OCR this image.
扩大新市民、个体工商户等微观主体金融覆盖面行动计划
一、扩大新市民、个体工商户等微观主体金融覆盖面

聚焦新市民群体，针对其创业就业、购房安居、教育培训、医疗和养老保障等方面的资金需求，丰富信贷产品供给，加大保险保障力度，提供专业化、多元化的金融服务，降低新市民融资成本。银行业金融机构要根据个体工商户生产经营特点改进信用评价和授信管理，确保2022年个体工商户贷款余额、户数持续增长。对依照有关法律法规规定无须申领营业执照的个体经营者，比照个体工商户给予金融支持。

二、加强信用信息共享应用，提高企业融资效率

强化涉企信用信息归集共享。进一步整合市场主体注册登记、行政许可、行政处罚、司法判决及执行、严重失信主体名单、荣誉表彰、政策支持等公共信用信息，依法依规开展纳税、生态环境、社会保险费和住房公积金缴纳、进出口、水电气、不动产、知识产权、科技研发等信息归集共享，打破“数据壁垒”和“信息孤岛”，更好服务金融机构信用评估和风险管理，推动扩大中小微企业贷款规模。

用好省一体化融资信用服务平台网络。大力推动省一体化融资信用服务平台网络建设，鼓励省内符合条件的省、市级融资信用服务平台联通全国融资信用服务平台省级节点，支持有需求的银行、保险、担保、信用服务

=== Given exercise ===
Copy every record exactly, with nothing added or dropped.

=== Final result ===
OCR this image.
扩大新市民、个体工商户等微观主体金融覆盖面行动计划
一、扩大新市民、个体工商户等微观主体金融覆盖面

聚焦新市民群体，针对其创业就业、购房安居、教育培训、医疗和养老保障等方面的资金需求，丰富信贷产品供给，加大保险保障力度，提供专业化、多元化的金融服务，降低新市民融资成本。银行业金融机构要根据个体工商户生产经营特点改进信用评价和授信管理，确保2022年个体工商户贷款余额、户数持续增长。对依照有关法律法规规定无须申领营业执照的个体经营者，比照个体工商户给予金融支持。

二、加强信用信息共享应用，提高企业融资效率

强化涉企信用信息归集共享。进一步整合市场主体注册登记、行政许可、行政处罚、司法判决及执行、严重失信主体名单、荣誉表彰、政策支持等公共信用信息，依法依规开展纳税、生态环境、社会保险费和住房公积金缴纳、进出口、水电气、不动产、知识产权、科技研发等信息归集共享，打破“数据壁垒”和“信息孤岛”，更好服务金融机构信用评估和风险管理，推动扩大中小微企业贷款规模。

用好省一体化融资信用服务平台网络。大力推动省一体化融资信用服务平台网络建设，鼓励省内符合条件的省、市级融资信用服务平台联通全国融资信用服务平台省级节点，支持有需求的银行、保险、担保、信用服务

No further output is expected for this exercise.